• [The exercise]
Rewrite the part of the data that opens with the line containing "color-scale-swatch [655,5,673,19]" and closes with the line containing "color-scale-swatch [583,5,601,19]", both ends included, as a Markdown table with the columns No. and Line. Give each line its own numbered row and skip any blank lines.

• [Dataset rows]

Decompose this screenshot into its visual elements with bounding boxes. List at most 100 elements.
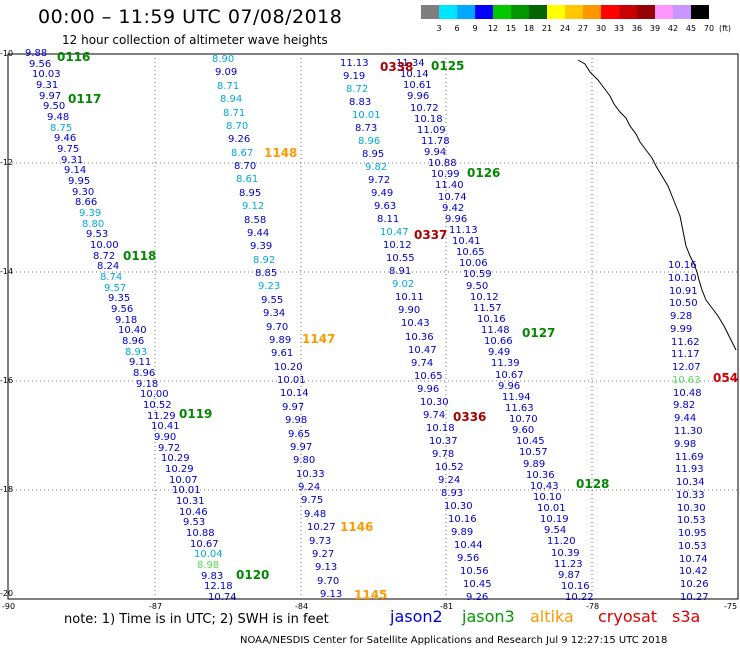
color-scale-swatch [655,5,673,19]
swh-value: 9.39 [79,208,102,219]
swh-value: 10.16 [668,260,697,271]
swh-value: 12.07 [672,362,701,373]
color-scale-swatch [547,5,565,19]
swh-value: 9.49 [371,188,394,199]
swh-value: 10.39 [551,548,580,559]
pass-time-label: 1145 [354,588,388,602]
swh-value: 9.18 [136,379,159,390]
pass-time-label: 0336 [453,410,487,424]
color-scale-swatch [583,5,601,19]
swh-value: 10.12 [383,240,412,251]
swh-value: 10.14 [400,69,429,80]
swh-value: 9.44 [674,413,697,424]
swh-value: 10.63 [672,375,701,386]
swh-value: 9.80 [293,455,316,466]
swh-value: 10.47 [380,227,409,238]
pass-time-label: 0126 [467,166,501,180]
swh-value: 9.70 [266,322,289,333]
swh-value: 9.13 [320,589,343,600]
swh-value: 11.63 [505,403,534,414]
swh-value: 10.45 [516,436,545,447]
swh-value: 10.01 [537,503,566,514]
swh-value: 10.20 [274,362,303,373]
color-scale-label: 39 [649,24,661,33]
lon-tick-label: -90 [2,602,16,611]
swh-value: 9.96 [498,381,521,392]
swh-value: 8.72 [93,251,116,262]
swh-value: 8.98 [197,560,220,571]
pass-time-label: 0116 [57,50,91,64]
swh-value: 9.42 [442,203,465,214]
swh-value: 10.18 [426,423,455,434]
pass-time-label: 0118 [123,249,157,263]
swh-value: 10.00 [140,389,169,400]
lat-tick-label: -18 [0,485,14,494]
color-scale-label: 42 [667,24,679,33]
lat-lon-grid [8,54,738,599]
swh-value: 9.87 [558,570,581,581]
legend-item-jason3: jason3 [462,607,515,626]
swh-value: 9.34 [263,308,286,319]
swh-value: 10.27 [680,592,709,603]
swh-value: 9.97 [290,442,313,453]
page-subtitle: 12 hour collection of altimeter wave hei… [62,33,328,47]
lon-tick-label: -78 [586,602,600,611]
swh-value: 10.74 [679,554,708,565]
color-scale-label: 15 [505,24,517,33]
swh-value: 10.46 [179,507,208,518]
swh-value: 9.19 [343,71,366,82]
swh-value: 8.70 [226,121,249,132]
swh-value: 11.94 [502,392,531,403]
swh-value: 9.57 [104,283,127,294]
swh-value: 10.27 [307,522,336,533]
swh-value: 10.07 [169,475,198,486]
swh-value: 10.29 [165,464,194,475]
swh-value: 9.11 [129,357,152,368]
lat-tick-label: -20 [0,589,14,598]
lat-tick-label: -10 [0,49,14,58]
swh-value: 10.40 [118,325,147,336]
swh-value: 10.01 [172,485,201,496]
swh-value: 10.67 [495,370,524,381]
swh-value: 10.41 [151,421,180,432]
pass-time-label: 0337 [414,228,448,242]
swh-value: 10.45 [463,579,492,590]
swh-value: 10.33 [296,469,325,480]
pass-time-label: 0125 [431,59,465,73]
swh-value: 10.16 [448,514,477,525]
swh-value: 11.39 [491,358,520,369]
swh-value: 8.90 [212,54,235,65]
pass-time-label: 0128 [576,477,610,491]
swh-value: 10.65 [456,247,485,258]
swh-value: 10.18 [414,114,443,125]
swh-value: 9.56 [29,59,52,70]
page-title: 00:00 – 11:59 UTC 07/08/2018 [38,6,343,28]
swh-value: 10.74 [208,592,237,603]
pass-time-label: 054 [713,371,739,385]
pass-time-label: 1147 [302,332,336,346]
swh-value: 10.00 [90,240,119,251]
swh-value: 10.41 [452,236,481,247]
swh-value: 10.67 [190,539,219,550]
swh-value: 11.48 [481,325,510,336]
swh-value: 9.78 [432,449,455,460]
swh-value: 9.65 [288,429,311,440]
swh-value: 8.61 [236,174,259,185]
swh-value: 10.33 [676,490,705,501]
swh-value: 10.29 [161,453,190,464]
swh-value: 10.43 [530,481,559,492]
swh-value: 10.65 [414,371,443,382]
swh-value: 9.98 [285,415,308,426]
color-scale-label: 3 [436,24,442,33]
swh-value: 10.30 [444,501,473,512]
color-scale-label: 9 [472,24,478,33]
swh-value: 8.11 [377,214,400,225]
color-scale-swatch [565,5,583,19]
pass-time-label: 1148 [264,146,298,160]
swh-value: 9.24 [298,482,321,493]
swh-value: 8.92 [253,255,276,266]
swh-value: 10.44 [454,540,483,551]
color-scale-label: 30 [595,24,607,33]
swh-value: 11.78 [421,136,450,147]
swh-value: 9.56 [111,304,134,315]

...

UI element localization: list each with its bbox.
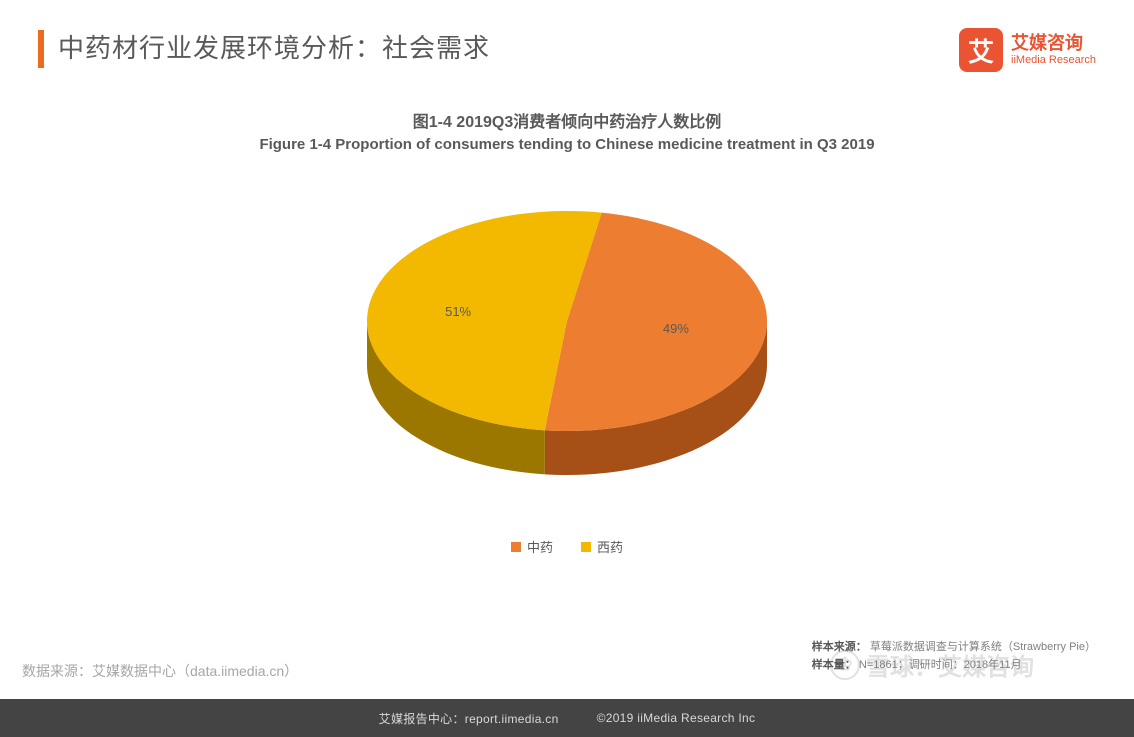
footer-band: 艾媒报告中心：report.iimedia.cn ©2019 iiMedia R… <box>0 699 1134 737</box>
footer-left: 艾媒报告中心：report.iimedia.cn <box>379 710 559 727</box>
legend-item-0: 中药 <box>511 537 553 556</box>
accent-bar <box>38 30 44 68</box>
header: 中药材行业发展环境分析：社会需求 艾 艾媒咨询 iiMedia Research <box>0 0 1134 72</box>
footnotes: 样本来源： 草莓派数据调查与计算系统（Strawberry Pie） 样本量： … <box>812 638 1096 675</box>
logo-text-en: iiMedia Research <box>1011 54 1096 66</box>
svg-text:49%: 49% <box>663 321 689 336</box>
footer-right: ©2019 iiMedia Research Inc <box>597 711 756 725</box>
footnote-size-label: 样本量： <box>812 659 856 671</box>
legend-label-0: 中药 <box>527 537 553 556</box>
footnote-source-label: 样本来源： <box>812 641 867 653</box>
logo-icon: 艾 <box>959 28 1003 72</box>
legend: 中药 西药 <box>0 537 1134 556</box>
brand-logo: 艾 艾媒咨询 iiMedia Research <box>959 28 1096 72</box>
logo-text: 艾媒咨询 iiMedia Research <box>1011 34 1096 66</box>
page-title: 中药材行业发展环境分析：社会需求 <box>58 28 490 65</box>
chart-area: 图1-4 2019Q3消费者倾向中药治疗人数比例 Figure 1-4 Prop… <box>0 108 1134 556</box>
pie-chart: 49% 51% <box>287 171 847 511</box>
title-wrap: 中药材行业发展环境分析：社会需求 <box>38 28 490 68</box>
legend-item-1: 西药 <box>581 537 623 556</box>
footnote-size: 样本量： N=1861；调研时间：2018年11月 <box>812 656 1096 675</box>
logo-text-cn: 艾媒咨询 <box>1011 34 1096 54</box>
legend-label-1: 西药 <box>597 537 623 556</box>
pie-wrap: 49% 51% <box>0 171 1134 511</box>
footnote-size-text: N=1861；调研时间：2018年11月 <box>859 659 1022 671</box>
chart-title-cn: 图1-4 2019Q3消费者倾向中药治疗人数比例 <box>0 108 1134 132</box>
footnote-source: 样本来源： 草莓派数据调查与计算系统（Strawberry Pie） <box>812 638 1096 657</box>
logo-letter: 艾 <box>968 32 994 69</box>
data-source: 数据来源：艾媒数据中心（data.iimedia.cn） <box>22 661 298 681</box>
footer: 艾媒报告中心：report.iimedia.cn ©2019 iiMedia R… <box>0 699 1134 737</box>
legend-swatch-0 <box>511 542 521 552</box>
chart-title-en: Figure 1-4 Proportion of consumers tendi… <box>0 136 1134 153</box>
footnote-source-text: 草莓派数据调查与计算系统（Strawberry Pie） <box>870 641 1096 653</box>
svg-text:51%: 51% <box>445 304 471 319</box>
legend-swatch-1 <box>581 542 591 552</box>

• [Written solution]
| No. | Line |
|---|---|
| 1 | color-scale-swatch [655,5,673,19] |
| 2 | swh-value: 9.39 [79,208,102,219] |
| 3 | swh-value: 10.16 [668,260,697,271] |
| 4 | swh-value: 12.07 [672,362,701,373] |
| 5 | color-scale-swatch [547,5,565,19] |
| 6 | swh-value: 9.49 [371,188,394,199] |
| 7 | swh-value: 10.39 [551,548,580,559] |
| 8 | pass-time-label: 1145 [354,588,388,602] |
| 9 | swh-value: 9.18 [136,379,159,390] |
| 10 | pass-time-label: 0336 [453,410,487,424] |
| 11 | color-scale-swatch [583,5,601,19] |